Can the data below be echoed back word for word?

--- Entries ---

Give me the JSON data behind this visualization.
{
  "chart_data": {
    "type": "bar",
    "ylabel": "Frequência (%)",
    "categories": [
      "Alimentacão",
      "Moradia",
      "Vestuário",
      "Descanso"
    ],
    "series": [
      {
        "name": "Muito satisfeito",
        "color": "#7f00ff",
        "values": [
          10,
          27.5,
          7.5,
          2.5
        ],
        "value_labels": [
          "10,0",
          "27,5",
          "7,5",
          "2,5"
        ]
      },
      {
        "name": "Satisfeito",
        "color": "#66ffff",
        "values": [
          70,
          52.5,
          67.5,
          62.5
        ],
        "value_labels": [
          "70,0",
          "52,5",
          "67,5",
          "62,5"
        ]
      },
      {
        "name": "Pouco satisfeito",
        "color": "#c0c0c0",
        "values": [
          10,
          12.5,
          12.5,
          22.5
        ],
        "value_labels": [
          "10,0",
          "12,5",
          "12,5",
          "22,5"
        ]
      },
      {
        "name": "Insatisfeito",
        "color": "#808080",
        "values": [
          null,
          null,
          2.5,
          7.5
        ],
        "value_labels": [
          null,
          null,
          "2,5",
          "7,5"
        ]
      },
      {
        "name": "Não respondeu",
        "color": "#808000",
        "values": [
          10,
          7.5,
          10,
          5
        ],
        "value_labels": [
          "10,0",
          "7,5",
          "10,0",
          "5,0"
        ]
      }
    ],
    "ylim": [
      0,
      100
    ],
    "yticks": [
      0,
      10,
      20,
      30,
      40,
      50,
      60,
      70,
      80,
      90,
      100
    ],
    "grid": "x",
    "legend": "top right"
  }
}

---

#### Exercise response
Give me the JSON data behind this visualization.
{
  "chart_data": {
    "type": "bar",
    "ylabel": "Frequência (%)",
    "categories": [
      "Alimentacão",
      "Moradia",
      "Vestuário",
      "Descanso"
    ],
    "series": [
      {
        "name": "Muito satisfeito",
        "color": "#7f00ff",
        "values": [
          10,
          27.5,
          7.5,
          2.5
        ],
        "value_labels": [
          "10,0",
          "27,5",
          "7,5",
          "2,5"
        ]
      },
      {
        "name": "Satisfeito",
        "color": "#66ffff",
        "values": [
          70,
          52.5,
          67.5,
          62.5
        ],
        "value_labels": [
          "70,0",
          "52,5",
          "67,5",
          "62,5"
        ]
      },
      {
        "name": "Pouco satisfeito",
        "color": "#c0c0c0",
        "values": [
          10,
          12.5,
          12.5,
          22.5
        ],
        "value_labels": [
          "10,0",
          "12,5",
          "12,5",
          "22,5"
        ]
      },
      {
        "name": "Insatisfeito",
        "color": "#808080",
        "values": [
          null,
          null,
          2.5,
          7.5
        ],
        "value_labels": [
          null,
          null,
          "2,5",
          "7,5"
        ]
      },
      {
        "name": "Não respondeu",
        "color": "#808000",
        "values": [
          10,
          7.5,
          10,
          5
        ],
        "value_labels": [
          "10,0",
          "7,5",
          "10,0",
          "5,0"
        ]
      }
    ],
    "ylim": [
      0,
      100
    ],
    "yticks": [
      0,
      10,
      20,
      30,
      40,
      50,
      60,
      70,
      80,
      90,
      100
    ],
    "grid": "x",
    "legend": "top right"
  }
}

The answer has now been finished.